| Task instructions |
From the entries below, extract every line that includes the word "after".

--- Exercise materials ---

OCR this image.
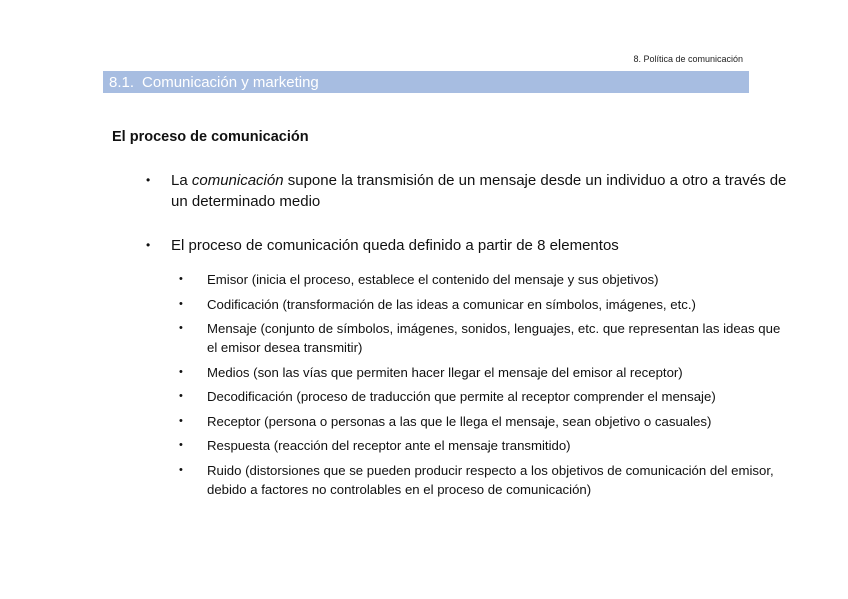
8. Política de comunicación
8.1. Comunicación y marketing
El proceso de comunicación
• La comunicación supone la transmisión de un mensaje desde un individuo a otro a través de un determinado medio
• El proceso de comunicación queda definido a partir de 8 elementos
• Emisor (inicia el proceso, establece el contenido del mensaje y sus objetivos)
• Codificación (transformación de las ideas a comunicar en símbolos, imágenes, etc.)
• Mensaje (conjunto de símbolos, imágenes, sonidos, lenguajes, etc. que representan las ideas que el emisor desea transmitir)
• Medios (son las vías que permiten hacer llegar el mensaje del emisor al receptor)
• Decodificación (proceso de traducción que permite al receptor comprender el mensaje)
• Receptor (persona o personas a las que le llega el mensaje, sean objetivo o casuales)
• Respuesta (reacción del receptor ante el mensaje transmitido)
• Ruido (distorsiones que se pueden producir respecto a los objetivos de comunicación del emisor, debido a factores no controlables en el proceso de comunicación)
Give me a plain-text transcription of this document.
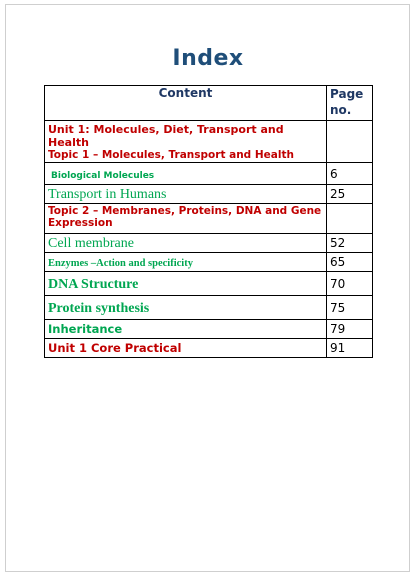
Index
Content	Page no.

Unit 1: Molecules, Diet, Transport and Health
Topic 1 – Molecules, Transport and Health	

Biological Molecules	6
Transport in Humans	25

Topic 2 – Membranes, Proteins, DNA and Gene Expression	

Cell membrane	52
Enzymes –Action and specificity	65
DNA Structure	70
Protein synthesis	75
Inheritance	79
Unit 1 Core Practical	91
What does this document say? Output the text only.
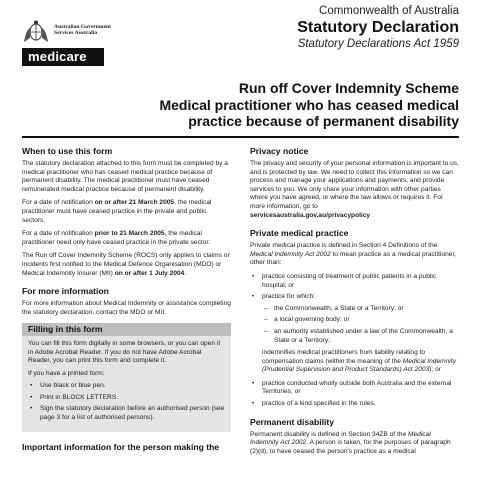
Australian Government
Services Australia
medicare
Commonwealth of Australia
Statutory Declaration
Statutory Declarations Act 1959
Run off Cover Indemnity Scheme
Medical practitioner who has ceased medical
practice because of permanent disability
When to use this form

The statutory declaration attached to this form must be completed by a medical practitioner who has ceased medical practice because of permanent disability. The medical practitioner must have ceased remunerated medical practice because of permanent disability.

For a date of notification on or after 21 March 2005, the medical practitioner must have ceased practice in the private and public sectors.

For a date of notification prior to 21 March 2005, the medical practitioner need only have ceased practice in the private sector.

The Run off Cover Indemnity Scheme (ROCS) only applies to claims or incidents first notified to the Medical Defence Organisation (MDO) or Medical Indemnity Insurer (MII) on or after 1 July 2004.

For more information

For more information about Medical Indemnity or assistance completing the statutory declaration, contact the MDO or MII.

Filling in this form

You can fill this form digitally in some browsers, or you can open it in Adobe Acrobat Reader. If you do not have Adobe Acrobat Reader, you can print this form and complete it.

If you have a printed form:

• Use black or blue pen.
• Print in BLOCK LETTERS.
• Sign the statutory declaration before an authorised person (see page 3 for a list of authorised persons).
Important information for the person making the
Privacy notice

The privacy and security of your personal information is important to us, and is protected by law. We need to collect this information so we can process and manage your applications and payments, and provide services to you. We only share your information with other parties where you have agreed, or where the law allows or requires it. For more information, go to
servicesaustralia.gov.au/privacypolicy

Private medical practice

Private medical practice is defined in Section 4 Definitions of the Medical Indemnity Act 2002 to mean practice as a medical practitioner, other than:

• practice consisting of treatment of public patients in a public hospital; or
• practice for which:
– the Commonwealth, a State or a Territory; or
– a local governing body; or
– an authority established under a law of the Commonwealth, a State or a Territory;

indemnifies medical practitioners from liability relating to compensation claims (within the meaning of the Medical Indemnity (Prudential Supervision and Product Standards) Act 2003); or

• practice conducted wholly outside both Australia and the external Territories; or
• practice of a kind specified in the rules.
Permanent disability

Permanent disability is defined in Section 34ZB of the Medical Indemnity Act 2002. A person is taken, for the purposes of paragraph (2)(d), to have ceased the person's practice as a medical
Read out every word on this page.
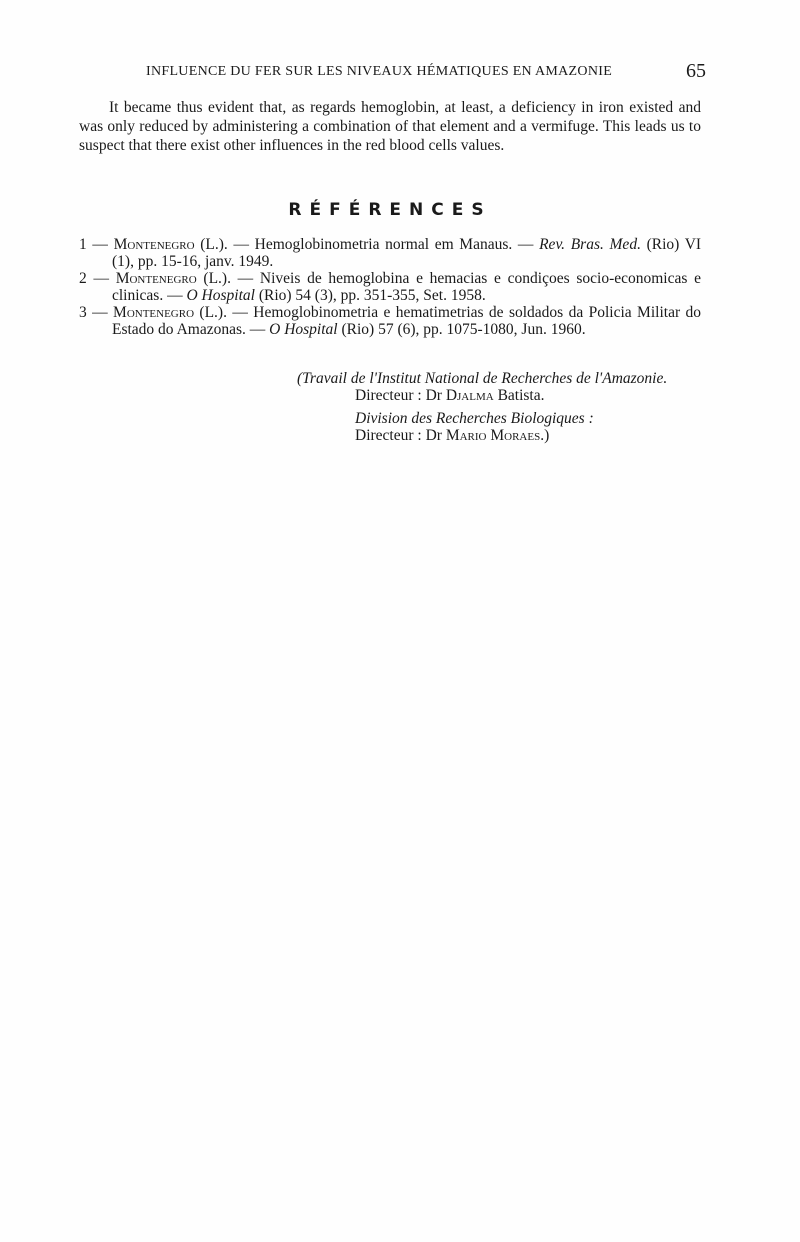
INFLUENCE DU FER SUR LES NIVEAUX HÉMATIQUES EN AMAZONIE	65

It became thus evident that, as regards hemoglobin, at least, a deficiency in iron existed and was only reduced by administering a combination of that element and a vermifuge. This leads us to suspect that there exist other influences in the red blood cells values.

RÉFÉRENCES
1 — Montenegro (L.). — Hemoglobinometria normal em Manaus. — Rev. Bras. Med. (Rio) VI (1), pp. 15-16, janv. 1949.
2 — Montenegro (L.). — Niveis de hemoglobina e hemacias e condiçoes socio-economicas e clinicas. — O Hospital (Rio) 54 (3), pp. 351-355, Set. 1958.
3 — Montenegro (L.). — Hemoglobinometria e hematimetrias de soldados da Policia Militar do Estado do Amazonas. — O Hospital (Rio) 57 (6), pp. 1075-1080, Jun. 1960.
(Travail de l'Institut National de Recherches de l'Amazonie.
Directeur : Dr Djalma Batista.
Division des Recherches Biologiques :
Directeur : Dr Mario Moraes.)
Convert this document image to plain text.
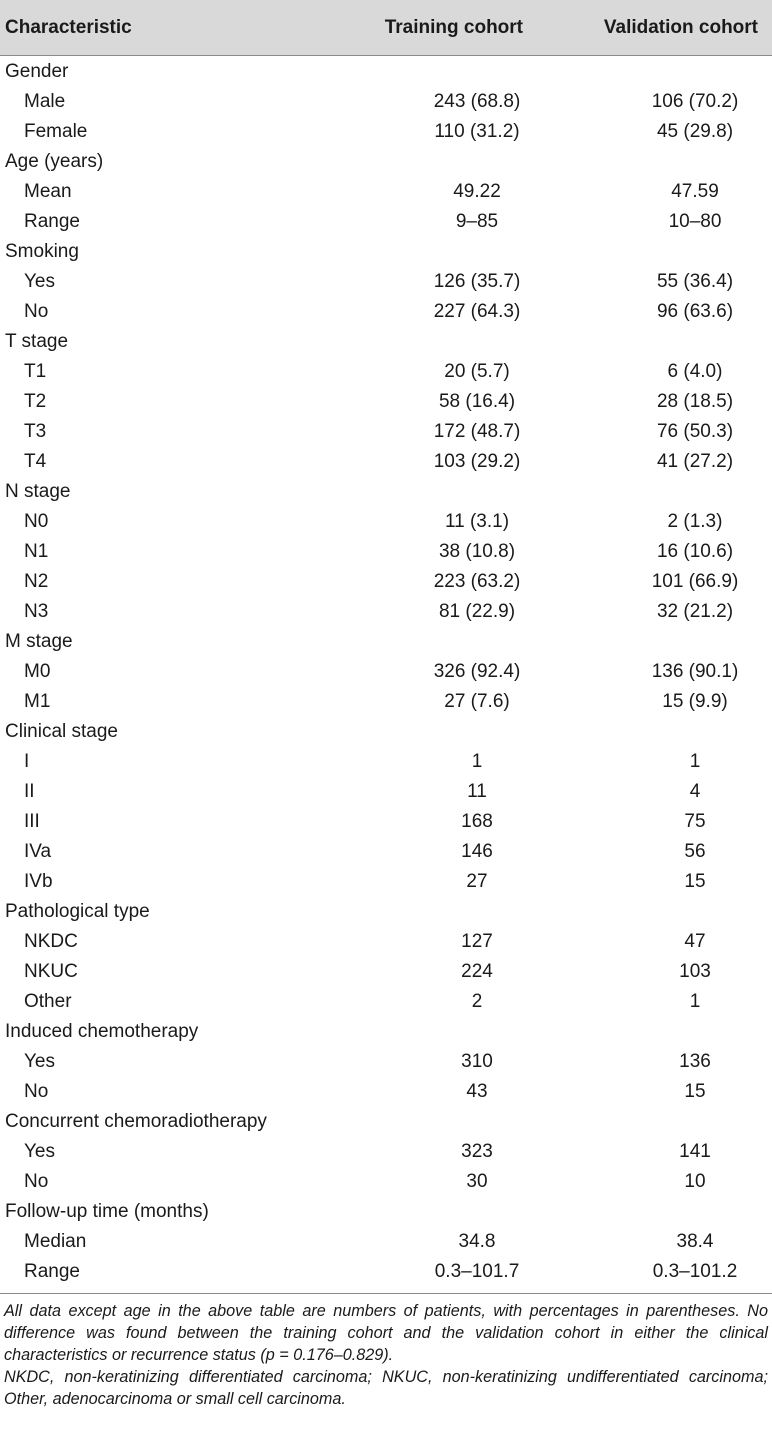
Characteristic	Training cohort	Validation cohort
Gender		
Male	243 (68.8)	106 (70.2)
Female	110 (31.2)	45 (29.8)
Age (years)		
Mean	49.22	47.59
Range	9–85	10–80
Smoking		
Yes	126 (35.7)	55 (36.4)
No	227 (64.3)	96 (63.6)
T stage		
T1	20 (5.7)	6 (4.0)
T2	58 (16.4)	28 (18.5)
T3	172 (48.7)	76 (50.3)
T4	103 (29.2)	41 (27.2)
N stage		
N0	11 (3.1)	2 (1.3)
N1	38 (10.8)	16 (10.6)
N2	223 (63.2)	101 (66.9)
N3	81 (22.9)	32 (21.2)
M stage		
M0	326 (92.4)	136 (90.1)
M1	27 (7.6)	15 (9.9)
Clinical stage		
I	1	1
II	11	4
III	168	75
IVa	146	56
IVb	27	15
Pathological type		
NKDC	127	47
NKUC	224	103
Other	2	1
Induced chemotherapy		
Yes	310	136
No	43	15
Concurrent chemoradiotherapy		
Yes	323	141
No	30	10
Follow-up time (months)		
Median	34.8	38.4
Range	0.3–101.7	0.3–101.2

All data except age in the above table are numbers of patients, with percentages in parentheses. No difference was found between the training cohort and the validation cohort in either the clinical characteristics or recurrence status (p = 0.176–0.829).

NKDC, non-keratinizing differentiated carcinoma; NKUC, non-keratinizing undifferentiated carcinoma; Other, adenocarcinoma or small cell carcinoma.
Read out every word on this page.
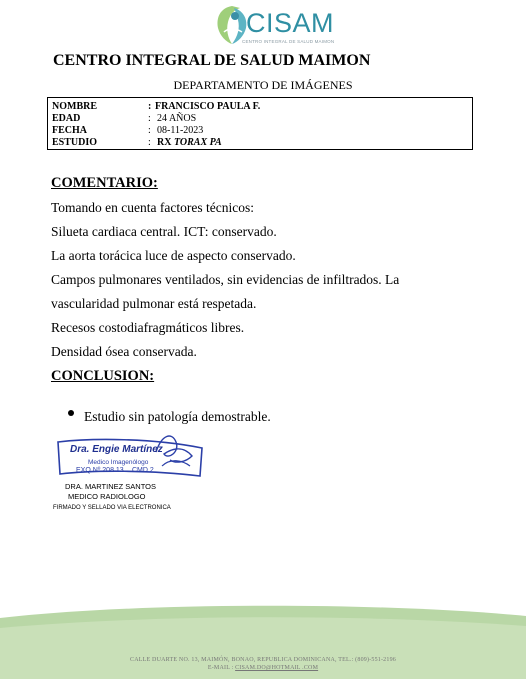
CISAM
CENTRO INTEGRAL DE SALUD MAIMON
CENTRO INTEGRAL DE SALUD MAIMON
DEPARTAMENTO DE IMÁGENES
NOMBRE	: FRANCISCO PAULA F.
EDAD	: 24 AÑOS
FECHA	: 08-11-2023
ESTUDIO	: RX TORAX PA
COMENTARIO:
Tomando en cuenta factores técnicos:
Silueta cardiaca central. ICT: conservado.
La aorta torácica luce de aspecto conservado.
Campos pulmonares ventilados, sin evidencias de infiltrados. La
vascularidad pulmonar está respetada.
Recesos costodiafragmáticos libres.
Densidad ósea conservada.
CONCLUSION:
Estudio sin patología demostrable.
Dra. Engie Martínez
Medico Imagenólogo
EXQ Nº 208 13 CMD 2
DRA. MARTINEZ SANTOS
MEDICO RADIOLOGO
FIRMADO Y SELLADO VIA ELECTRONICA
CALLE DUARTE NO. 13, MAIMÓN, BONAO, REPUBLICA DOMINICANA, TEL.: (809)-551-2196
E-MAIL : CISAM.DO@HOTMAIL .COM
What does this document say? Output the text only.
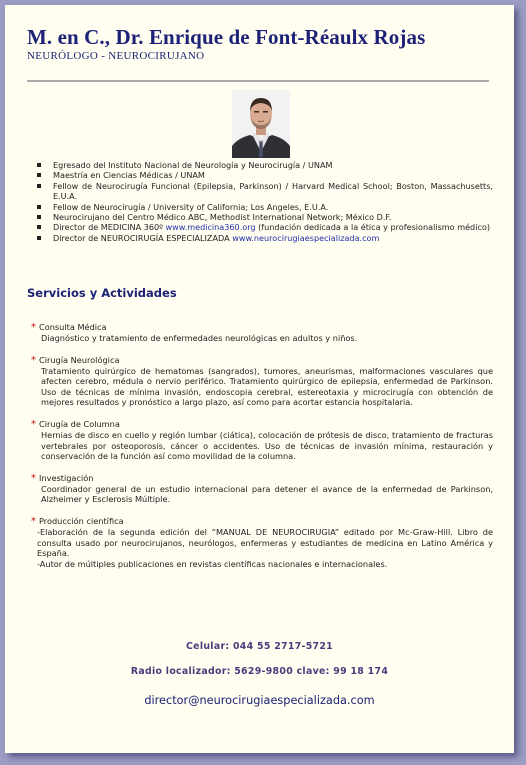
M. en C., Dr. Enrique de Font-Réaulx Rojas
NEURÓLOGO - NEUROCIRUJANO
Egresado del Instituto Nacional de Neurología y Neurocirugía / UNAM
Maestría en Ciencias Médicas / UNAM
Fellow de Neurocirugía Funcional (Epilepsia, Parkinson) / Harvard Medical School; Boston, Massachusetts, E.U.A.
Fellow de Neurocirugía / University of California; Los Angeles, E.U.A.
Neurocirujano del Centro Médico ABC, Methodist International Network; México D.F.
Director de MEDICINA 360º www.medicina360.org (fundación dedicada a la ética y profesionalismo médico)
Director de NEUROCIRUGÍA ESPECIALIZADA www.neurocirugiaespecializada.com
Servicios y Actividades
* Consulta Médica

Diagnóstico y tratamiento de enfermedades neurológicas en adultos y niños.

* Cirugía Neurológica

Tratamiento quirúrgico de hematomas (sangrados), tumores, aneurismas, malformaciones vasculares que afecten cerebro, médula o nervio periférico. Tratamiento quirúrgico de epilepsia, enfermedad de Parkinson. Uso de técnicas de mínima invasión, endoscopia cerebral, estereotaxia y microcirugía con obtención de mejores resultados y pronóstico a largo plazo, así como para acortar estancia hospitalaria.

* Cirugía de Columna

Hernias de disco en cuello y región lumbar (ciática), colocación de prótesis de disco, tratamiento de fracturas vertebrales por osteoporosis, cáncer o accidentes. Uso de técnicas de invasión mínima, restauración y conservación de la función así como movilidad de la columna.

* Investigación

Coordinador general de un estudio internacional para detener el avance de la enfermedad de Parkinson, Alzheimer y Esclerosis Múltiple.

* Producción científica

-Elaboración de la segunda edición del “MANUAL DE NEUROCIRUGIA” editado por Mc-Graw-Hill. Libro de consulta usado por neurocirujanos, neurólogos, enfermeras y estudiantes de medicina en Latino América y España.

-Autor de múltiples publicaciones en revistas científicas nacionales e internacionales.

Celular: 044 55 2717-5721
Radio localizador: 5629-9800 clave: 99 18 174
director@neurocirugiaespecializada.com
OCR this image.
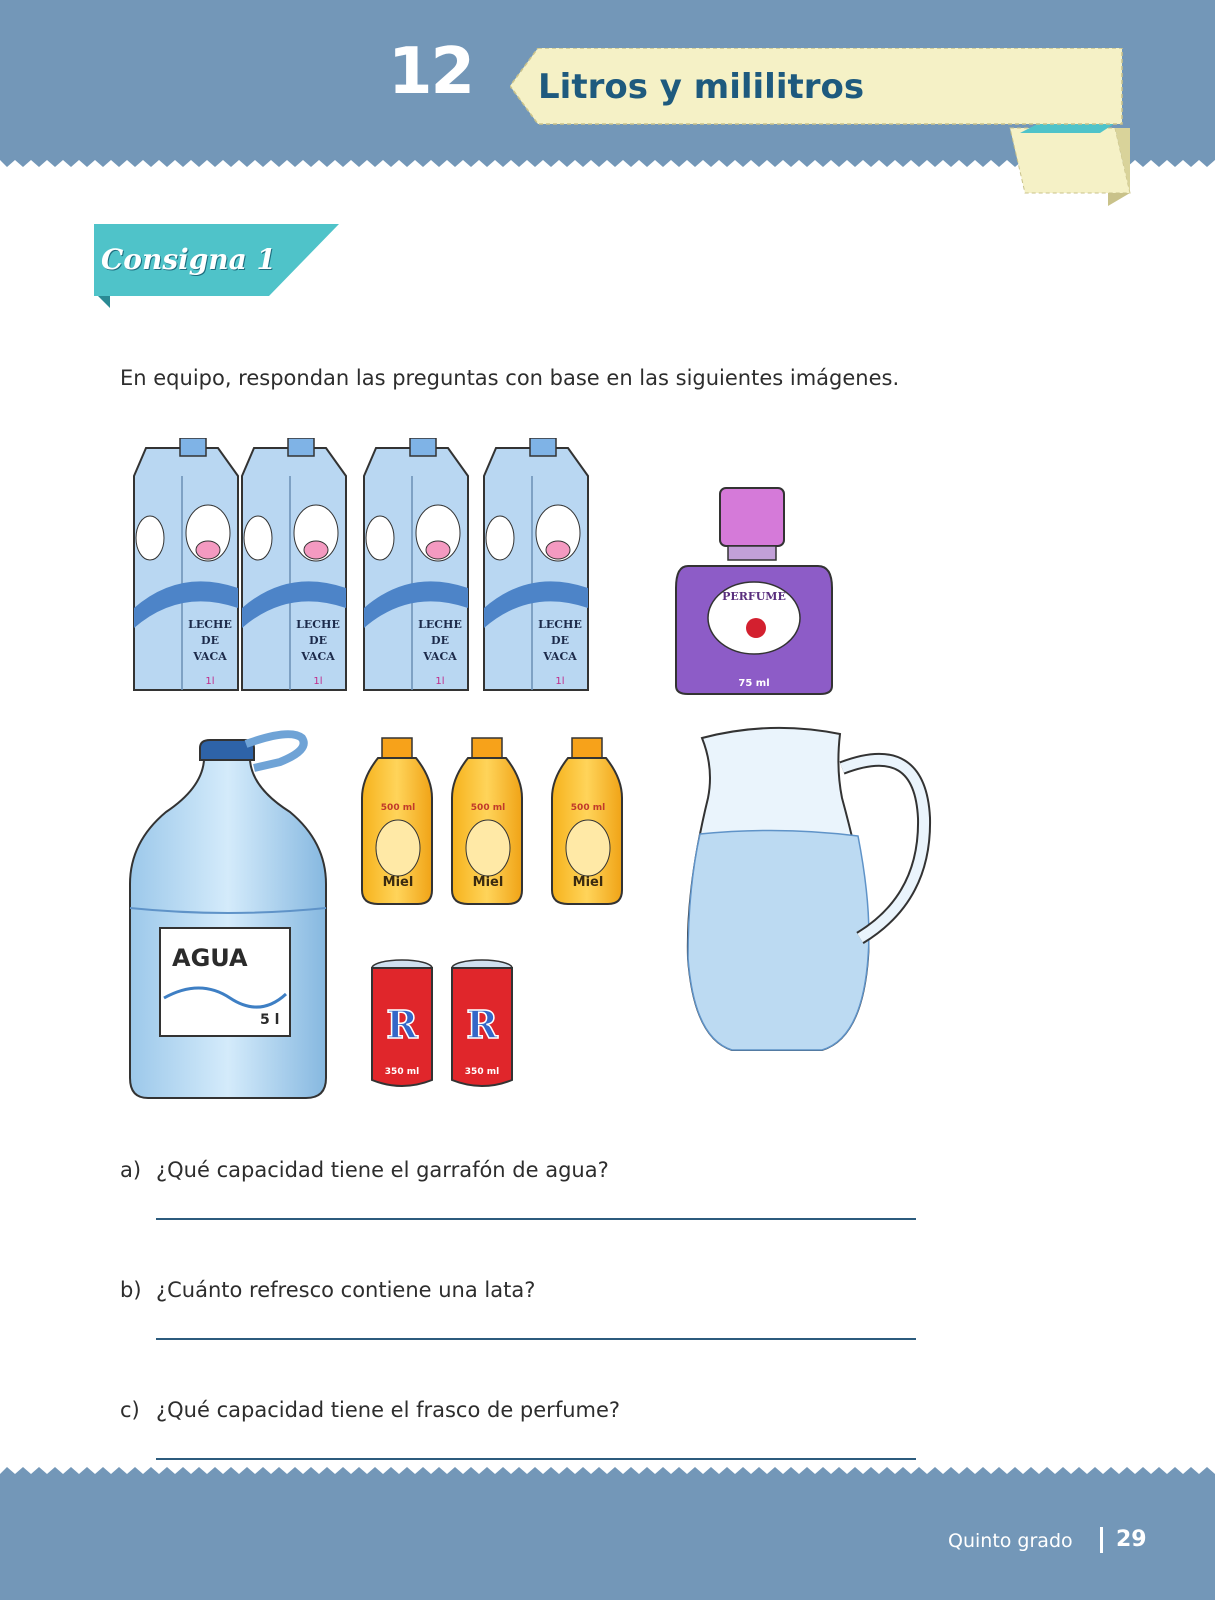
12 Litros y mililitros
Consigna 1
En equipo, respondan las preguntas con base en las siguientes imágenes.
LECHE
DE
VACA
1l
LECHE
DE
VACA
1l
LECHE
DE
VACA
1l
LECHE
DE
VACA
1l
PERFUME
75 ml
AGUA
5 l
500 ml
Miel
500 ml
Miel
500 ml
Miel
R
350 ml
R
350 ml
a) ¿Qué capacidad tiene el garrafón de agua?
b) ¿Cuánto refresco contiene una lata?
c) ¿Qué capacidad tiene el frasco de perfume?
Quinto grado 29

---

| Solution to this problem |
For a date of notification on or after 21 March 2005, the medical practitioner must have ceased practice in the private and public sectors.
The Run off Cover Indemnity Scheme (ROCS) only applies to claims or incidents first notified to the Medical Defence Organisation (MDO) or Medical Indemnity Insurer (MII) on or after 1 July 2004.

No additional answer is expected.